--- Begin RECORDS SHOWN ---

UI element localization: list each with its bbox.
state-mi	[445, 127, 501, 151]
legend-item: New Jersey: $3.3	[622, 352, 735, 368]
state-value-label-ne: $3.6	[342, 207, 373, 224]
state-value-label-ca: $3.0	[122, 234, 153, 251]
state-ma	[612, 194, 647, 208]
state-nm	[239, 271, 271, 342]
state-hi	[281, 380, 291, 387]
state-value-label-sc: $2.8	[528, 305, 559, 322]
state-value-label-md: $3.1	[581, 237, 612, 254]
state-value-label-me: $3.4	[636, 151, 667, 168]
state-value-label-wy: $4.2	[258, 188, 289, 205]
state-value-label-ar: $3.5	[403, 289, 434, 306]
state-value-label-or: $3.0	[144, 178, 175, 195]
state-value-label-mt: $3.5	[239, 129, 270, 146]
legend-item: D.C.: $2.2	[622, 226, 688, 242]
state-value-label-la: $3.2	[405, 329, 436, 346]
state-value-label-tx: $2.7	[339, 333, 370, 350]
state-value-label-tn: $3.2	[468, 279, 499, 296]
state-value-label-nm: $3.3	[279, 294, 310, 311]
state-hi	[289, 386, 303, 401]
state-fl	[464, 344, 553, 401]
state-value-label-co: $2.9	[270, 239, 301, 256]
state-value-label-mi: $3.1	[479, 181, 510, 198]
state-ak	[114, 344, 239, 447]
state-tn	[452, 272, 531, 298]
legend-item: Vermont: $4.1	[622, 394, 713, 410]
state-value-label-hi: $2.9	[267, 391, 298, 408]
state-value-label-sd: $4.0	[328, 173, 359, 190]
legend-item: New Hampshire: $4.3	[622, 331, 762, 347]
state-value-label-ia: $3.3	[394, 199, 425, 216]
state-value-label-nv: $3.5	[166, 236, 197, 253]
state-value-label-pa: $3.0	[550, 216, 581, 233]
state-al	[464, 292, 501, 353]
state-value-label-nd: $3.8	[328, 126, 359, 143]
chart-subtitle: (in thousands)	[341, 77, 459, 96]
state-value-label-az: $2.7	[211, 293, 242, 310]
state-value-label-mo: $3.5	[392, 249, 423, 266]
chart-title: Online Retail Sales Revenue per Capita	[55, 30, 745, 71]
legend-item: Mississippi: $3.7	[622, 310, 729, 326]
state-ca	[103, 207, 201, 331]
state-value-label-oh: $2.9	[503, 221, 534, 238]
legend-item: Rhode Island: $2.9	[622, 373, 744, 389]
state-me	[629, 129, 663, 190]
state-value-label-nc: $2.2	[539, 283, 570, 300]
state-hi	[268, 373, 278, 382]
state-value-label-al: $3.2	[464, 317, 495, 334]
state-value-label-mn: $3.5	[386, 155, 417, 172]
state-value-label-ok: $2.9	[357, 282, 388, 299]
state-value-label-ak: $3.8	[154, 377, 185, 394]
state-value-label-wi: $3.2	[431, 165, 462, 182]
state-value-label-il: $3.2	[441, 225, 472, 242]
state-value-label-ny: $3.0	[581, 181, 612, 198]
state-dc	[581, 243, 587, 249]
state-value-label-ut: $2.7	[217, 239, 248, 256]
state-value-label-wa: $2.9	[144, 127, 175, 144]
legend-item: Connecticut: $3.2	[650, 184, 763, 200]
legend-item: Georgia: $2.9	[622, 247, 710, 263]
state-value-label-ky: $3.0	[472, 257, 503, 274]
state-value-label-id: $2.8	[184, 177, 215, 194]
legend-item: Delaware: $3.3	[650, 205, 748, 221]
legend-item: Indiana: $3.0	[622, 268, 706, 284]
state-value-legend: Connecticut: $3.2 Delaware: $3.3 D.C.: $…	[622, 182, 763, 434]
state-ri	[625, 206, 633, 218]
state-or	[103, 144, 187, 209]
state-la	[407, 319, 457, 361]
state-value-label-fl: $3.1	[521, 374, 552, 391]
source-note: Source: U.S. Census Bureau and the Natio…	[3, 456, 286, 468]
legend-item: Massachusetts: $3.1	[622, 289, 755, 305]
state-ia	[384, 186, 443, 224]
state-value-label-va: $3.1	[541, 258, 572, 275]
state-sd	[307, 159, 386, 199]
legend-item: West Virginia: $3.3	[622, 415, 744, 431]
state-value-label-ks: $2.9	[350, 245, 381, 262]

--- End RECORDS SHOWN ---

PROBLEM TO WORK ON → Can you reproduce every one of the lines above, character for character, with nothing added, dropped, or reordered?

SOLUTION BELOW →
UI element localization: list each with its bbox.
state-mi	[445, 127, 501, 151]
legend-item: New Jersey: $3.3	[622, 352, 735, 368]
state-value-label-ne: $3.6	[342, 207, 373, 224]
state-value-label-ca: $3.0	[122, 234, 153, 251]
state-ma	[612, 194, 647, 208]
state-nm	[239, 271, 271, 342]
state-hi	[281, 380, 291, 387]
state-value-label-sc: $2.8	[528, 305, 559, 322]
state-value-label-md: $3.1	[581, 237, 612, 254]
state-value-label-me: $3.4	[636, 151, 667, 168]
state-value-label-wy: $4.2	[258, 188, 289, 205]
state-value-label-ar: $3.5	[403, 289, 434, 306]
state-value-label-or: $3.0	[144, 178, 175, 195]
state-value-label-mt: $3.5	[239, 129, 270, 146]
legend-item: D.C.: $2.2	[622, 226, 688, 242]
state-value-label-la: $3.2	[405, 329, 436, 346]
state-value-label-tx: $2.7	[339, 333, 370, 350]
state-value-label-tn: $3.2	[468, 279, 499, 296]
state-value-label-nm: $3.3	[279, 294, 310, 311]
state-hi	[289, 386, 303, 401]
state-fl	[464, 344, 553, 401]
state-value-label-co: $2.9	[270, 239, 301, 256]
state-value-label-mi: $3.1	[479, 181, 510, 198]
state-ak	[114, 344, 239, 447]
state-tn	[452, 272, 531, 298]
legend-item: Vermont: $4.1	[622, 394, 713, 410]
state-value-label-hi: $2.9	[267, 391, 298, 408]
state-value-label-sd: $4.0	[328, 173, 359, 190]
legend-item: New Hampshire: $4.3	[622, 331, 762, 347]
state-value-label-ia: $3.3	[394, 199, 425, 216]
state-value-label-nv: $3.5	[166, 236, 197, 253]
state-value-label-pa: $3.0	[550, 216, 581, 233]
state-al	[464, 292, 501, 353]
state-value-label-nd: $3.8	[328, 126, 359, 143]
chart-subtitle: (in thousands)	[341, 77, 459, 96]
state-value-label-az: $2.7	[211, 293, 242, 310]
state-value-label-mo: $3.5	[392, 249, 423, 266]
chart-title: Online Retail Sales Revenue per Capita	[55, 30, 745, 71]
legend-item: Mississippi: $3.7	[622, 310, 729, 326]
state-ca	[103, 207, 201, 331]
state-value-label-oh: $2.9	[503, 221, 534, 238]
legend-item: Rhode Island: $2.9	[622, 373, 744, 389]
state-me	[629, 129, 663, 190]
state-value-label-nc: $2.2	[539, 283, 570, 300]
state-hi	[268, 373, 278, 382]
state-value-label-al: $3.2	[464, 317, 495, 334]
state-value-label-mn: $3.5	[386, 155, 417, 172]
state-value-label-ok: $2.9	[357, 282, 388, 299]
state-value-label-ak: $3.8	[154, 377, 185, 394]
state-value-label-wi: $3.2	[431, 165, 462, 182]
state-value-label-il: $3.2	[441, 225, 472, 242]
state-value-label-ny: $3.0	[581, 181, 612, 198]
state-dc	[581, 243, 587, 249]
state-value-label-ut: $2.7	[217, 239, 248, 256]
state-value-label-wa: $2.9	[144, 127, 175, 144]
legend-item: Connecticut: $3.2	[650, 184, 763, 200]
legend-item: Georgia: $2.9	[622, 247, 710, 263]
state-value-label-ky: $3.0	[472, 257, 503, 274]
state-value-label-id: $2.8	[184, 177, 215, 194]
legend-item: Delaware: $3.3	[650, 205, 748, 221]
legend-item: Indiana: $3.0	[622, 268, 706, 284]
state-value-legend: Connecticut: $3.2 Delaware: $3.3 D.C.: $…	[622, 182, 763, 434]
state-ri	[625, 206, 633, 218]
state-or	[103, 144, 187, 209]
state-la	[407, 319, 457, 361]
state-value-label-fl: $3.1	[521, 374, 552, 391]
source-note: Source: U.S. Census Bureau and the Natio…	[3, 456, 286, 468]
legend-item: Massachusetts: $3.1	[622, 289, 755, 305]
state-ia	[384, 186, 443, 224]
state-value-label-va: $3.1	[541, 258, 572, 275]
state-sd	[307, 159, 386, 199]
legend-item: West Virginia: $3.3	[622, 415, 744, 431]
state-value-label-ks: $2.9	[350, 245, 381, 262]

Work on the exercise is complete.